> **Your objective**
Retype each record shown below, leaving every character as it is.
** begin **
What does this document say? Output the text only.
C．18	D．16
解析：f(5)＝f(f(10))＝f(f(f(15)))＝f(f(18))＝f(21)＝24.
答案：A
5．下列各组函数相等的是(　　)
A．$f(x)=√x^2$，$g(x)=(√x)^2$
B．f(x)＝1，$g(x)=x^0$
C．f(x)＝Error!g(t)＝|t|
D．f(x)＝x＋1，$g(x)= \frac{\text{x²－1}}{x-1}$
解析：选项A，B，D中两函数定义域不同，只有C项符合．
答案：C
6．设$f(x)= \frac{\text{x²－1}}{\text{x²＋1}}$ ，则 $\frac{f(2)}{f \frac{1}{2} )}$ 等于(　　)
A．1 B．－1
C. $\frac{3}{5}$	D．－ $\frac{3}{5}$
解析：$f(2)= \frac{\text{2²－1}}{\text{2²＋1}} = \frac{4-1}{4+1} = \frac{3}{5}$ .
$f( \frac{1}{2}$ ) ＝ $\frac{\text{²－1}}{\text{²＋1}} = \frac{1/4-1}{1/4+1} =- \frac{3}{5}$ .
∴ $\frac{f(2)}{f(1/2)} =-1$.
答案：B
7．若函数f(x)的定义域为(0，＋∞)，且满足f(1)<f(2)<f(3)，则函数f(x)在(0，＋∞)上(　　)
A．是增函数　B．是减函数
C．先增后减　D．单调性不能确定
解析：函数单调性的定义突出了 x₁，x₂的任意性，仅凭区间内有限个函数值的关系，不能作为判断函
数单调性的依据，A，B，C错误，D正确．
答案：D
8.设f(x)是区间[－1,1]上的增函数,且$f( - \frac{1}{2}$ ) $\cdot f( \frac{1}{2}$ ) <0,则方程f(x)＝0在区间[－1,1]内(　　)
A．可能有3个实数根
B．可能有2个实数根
** end **
> **Solution**
What does this document say? Output the text only.
C．18	D．16
解析：f(5)＝f(f(10))＝f(f(f(15)))＝f(f(18))＝f(21)＝24.
答案：A
5．下列各组函数相等的是(　　)
A．$f(x)=√x^2$，$g(x)=(√x)^2$
B．f(x)＝1，$g(x)=x^0$
C．f(x)＝Error!g(t)＝|t|
D．f(x)＝x＋1，$g(x)= \frac{\text{x²－1}}{x-1}$
解析：选项A，B，D中两函数定义域不同，只有C项符合．
答案：C
6．设$f(x)= \frac{\text{x²－1}}{\text{x²＋1}}$ ，则 $\frac{f(2)}{f \frac{1}{2} )}$ 等于(　　)
A．1 B．－1
C. $\frac{3}{5}$	D．－ $\frac{3}{5}$
解析：$f(2)= \frac{\text{2²－1}}{\text{2²＋1}} = \frac{4-1}{4+1} = \frac{3}{5}$ .
$f( \frac{1}{2}$ ) ＝ $\frac{\text{²－1}}{\text{²＋1}} = \frac{1/4-1}{1/4+1} =- \frac{3}{5}$ .
∴ $\frac{f(2)}{f(1/2)} =-1$.
答案：B
7．若函数f(x)的定义域为(0，＋∞)，且满足f(1)<f(2)<f(3)，则函数f(x)在(0，＋∞)上(　　)
A．是增函数　B．是减函数
C．先增后减　D．单调性不能确定
解析：函数单调性的定义突出了 x₁，x₂的任意性，仅凭区间内有限个函数值的关系，不能作为判断函
数单调性的依据，A，B，C错误，D正确．
答案：D
8.设f(x)是区间[－1,1]上的增函数,且$f( - \frac{1}{2}$ ) $\cdot f( \frac{1}{2}$ ) <0,则方程f(x)＝0在区间[－1,1]内(　　)
A．可能有3个实数根
B．可能有2个实数根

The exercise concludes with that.